Многие мои друзья в 80-х годах пытались постичь смысл происходящего и на этом пути находили Бога, я начал этот путь, когда служил в армии в Тбилиси.
Вот мы и у Крестовоздвиженской церкви. Это не только удивительный памятник архитектуры, но и свидетельство нашего духовного возрождения. Для нас в 90-х годах церковь стала спасательным кругом, опущенным с Небес в бушующее человеческое море. Она в какой-то степени олицетворяла нашу доперестроечную жизнь: диссонанс внешней красоты – при советской власти ВООПИК больше занималось сохранением внешнего облика памятников – и внутренней запущенности напоминал о красоте православия и разгроме, который был ему нанесён.
Время тогда было тяжёлое: действующих храмов в городе было всего три, в Крестовоздвиженской церкви не было постоянных хороших певчих, только в выходные приходили петь профессионалы. А в будни придёшь – там бабушки поют, и так нескладно, хоть святых выноси. И вот всю службу борешься с собой, чтобы не осуждать их и ещё молиться вдобавок (смеётся). Потом потихоньку всё изменилось.
Когда я окончил университет, мой наставник отец Александр Белый посоветовал съездить к владыке Вадиму. Владыка предложил мне войти в клир Иркутской епархии, и я согласился. В августе 1995 года, 9-го числа, в День памяти Святого великомученика и целителя Пантелеймона, владыка рукоположил меня в диаконы, а через четыре месяца – в священнослужители. Сначала служил в Знаменском кафедральном соборе. Это моя вторая альма-матер, которая открыла мне глубины внутренней церковной жизни и дала знания о том, как совершать таинства и служить требы.

### ЧТО ТРЕБУЕТСЯ:
• 1. Выпишите из исходного текста фрагмент, начиная со слов «Многие мои друзья» и далее вплоть до слов «был ему нанесён.».
• 2. Ответьте по исходному тексту на вопросы, пометив ответы так же, как вопросы:
(а) Сколько действующих храмов было тогда в городе?
(б) Кто посоветовал съездить к владыке Вадиму?
(в) Какого числа, месяца и года состоялось рукоположение в диаконы?
Записи взяты из другого источника.

### МАТЕРИАЛ:
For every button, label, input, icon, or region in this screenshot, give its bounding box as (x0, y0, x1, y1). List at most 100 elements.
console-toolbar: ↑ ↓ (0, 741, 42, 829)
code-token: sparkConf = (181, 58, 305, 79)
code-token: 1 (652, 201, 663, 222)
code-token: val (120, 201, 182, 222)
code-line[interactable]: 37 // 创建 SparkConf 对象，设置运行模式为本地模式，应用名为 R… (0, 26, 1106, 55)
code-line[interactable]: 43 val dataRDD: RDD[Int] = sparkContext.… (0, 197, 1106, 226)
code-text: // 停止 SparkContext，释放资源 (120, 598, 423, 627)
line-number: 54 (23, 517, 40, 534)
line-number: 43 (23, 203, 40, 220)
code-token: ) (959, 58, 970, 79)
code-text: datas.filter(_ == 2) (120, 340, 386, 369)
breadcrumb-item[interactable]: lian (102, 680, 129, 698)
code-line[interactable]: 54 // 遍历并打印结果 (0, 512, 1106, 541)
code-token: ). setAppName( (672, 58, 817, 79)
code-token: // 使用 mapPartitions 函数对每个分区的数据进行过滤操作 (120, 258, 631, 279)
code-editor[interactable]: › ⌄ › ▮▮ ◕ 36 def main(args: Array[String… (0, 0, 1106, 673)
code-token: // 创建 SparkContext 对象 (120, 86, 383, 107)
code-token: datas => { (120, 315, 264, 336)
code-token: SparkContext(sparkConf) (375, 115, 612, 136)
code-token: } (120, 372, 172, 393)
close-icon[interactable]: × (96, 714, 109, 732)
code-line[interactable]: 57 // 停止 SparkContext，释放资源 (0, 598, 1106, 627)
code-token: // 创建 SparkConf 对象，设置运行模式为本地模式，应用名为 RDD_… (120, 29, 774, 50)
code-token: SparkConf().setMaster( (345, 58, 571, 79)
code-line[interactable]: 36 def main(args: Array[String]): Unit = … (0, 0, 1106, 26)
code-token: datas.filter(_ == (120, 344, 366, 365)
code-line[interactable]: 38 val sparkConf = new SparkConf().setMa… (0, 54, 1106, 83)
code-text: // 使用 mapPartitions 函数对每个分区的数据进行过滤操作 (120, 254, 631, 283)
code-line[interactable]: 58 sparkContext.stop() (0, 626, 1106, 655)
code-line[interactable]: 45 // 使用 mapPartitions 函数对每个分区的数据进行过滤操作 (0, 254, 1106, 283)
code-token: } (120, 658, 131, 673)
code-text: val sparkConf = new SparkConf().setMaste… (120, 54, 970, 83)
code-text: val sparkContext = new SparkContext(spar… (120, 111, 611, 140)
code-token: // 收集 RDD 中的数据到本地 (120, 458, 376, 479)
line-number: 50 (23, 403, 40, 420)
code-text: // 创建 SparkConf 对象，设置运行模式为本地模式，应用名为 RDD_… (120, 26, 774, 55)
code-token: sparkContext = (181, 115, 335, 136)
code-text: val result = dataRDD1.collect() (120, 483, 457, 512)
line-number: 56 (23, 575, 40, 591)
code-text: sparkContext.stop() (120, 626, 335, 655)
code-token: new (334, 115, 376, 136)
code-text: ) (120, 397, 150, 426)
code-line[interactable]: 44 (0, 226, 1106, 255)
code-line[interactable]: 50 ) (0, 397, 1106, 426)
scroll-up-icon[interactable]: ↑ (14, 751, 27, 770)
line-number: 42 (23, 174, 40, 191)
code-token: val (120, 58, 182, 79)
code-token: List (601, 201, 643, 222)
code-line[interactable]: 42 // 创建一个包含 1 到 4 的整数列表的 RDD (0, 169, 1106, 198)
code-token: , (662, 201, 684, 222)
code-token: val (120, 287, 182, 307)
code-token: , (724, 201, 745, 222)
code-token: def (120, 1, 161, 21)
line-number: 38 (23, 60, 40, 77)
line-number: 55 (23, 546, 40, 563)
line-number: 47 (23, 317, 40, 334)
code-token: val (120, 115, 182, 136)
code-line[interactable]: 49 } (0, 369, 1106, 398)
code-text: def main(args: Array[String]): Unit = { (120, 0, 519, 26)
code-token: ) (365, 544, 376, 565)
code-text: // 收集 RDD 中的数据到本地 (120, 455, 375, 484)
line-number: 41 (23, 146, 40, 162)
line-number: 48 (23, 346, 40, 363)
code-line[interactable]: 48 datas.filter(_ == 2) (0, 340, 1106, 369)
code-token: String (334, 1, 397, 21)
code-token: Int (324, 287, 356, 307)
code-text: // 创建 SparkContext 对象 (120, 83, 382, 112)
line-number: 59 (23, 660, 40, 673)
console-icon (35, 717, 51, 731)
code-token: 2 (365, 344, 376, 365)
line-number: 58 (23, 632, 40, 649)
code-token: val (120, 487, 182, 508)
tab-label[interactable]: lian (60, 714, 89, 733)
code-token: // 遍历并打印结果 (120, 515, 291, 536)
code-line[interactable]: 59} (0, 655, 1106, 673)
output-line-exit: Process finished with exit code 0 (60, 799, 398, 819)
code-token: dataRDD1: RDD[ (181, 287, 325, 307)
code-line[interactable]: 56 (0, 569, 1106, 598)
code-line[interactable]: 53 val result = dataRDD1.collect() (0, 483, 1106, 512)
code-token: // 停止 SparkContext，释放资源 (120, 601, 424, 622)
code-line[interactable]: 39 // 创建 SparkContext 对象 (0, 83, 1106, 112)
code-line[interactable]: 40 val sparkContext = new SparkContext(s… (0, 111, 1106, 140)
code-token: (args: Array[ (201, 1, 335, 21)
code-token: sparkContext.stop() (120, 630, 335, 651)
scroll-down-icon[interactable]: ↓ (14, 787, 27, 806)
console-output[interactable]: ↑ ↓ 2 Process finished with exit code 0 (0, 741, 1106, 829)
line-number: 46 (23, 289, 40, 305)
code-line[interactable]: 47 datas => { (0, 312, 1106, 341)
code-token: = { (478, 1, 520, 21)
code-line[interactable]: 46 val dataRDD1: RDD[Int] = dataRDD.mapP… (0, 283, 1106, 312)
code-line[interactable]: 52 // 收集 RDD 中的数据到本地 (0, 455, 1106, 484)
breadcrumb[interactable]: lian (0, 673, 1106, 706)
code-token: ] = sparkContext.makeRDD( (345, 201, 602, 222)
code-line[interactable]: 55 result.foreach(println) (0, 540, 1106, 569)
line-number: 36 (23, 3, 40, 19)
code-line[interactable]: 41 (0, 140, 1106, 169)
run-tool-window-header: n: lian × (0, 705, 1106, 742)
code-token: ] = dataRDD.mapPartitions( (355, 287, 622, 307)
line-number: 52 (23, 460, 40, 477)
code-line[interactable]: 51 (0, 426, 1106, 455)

### ОТВЕТЫ ПО ЗАДАНИЯМ:
• 1.
Многие мои друзья в 80-х годах пытались постичь смысл происходящего и на этом пути находили Бога, я начал этот путь, когда служил в армии в Тбилиси.
Вот мы и у Крестовоздвиженской церкви. Это не только удивительный памятник архитектуры, но и свидетельство нашего духовного возрождения. Для нас в 90-х годах церковь стала спасательным кругом, опущенным с Небес в бушующее человеческое море. Она в какой-то степени олицетворяла нашу доперестроечную жизнь: диссонанс внешней красоты – при советской власти ВООПИК больше занималось сохранением внешнего облика памятников – и внутренней запущенности напоминал о красоте православия и разгроме, который был ему нанесён.

• 2.
(а) Три.
(б) Отец Александр Белый.
(в) 9 августа 1995 года.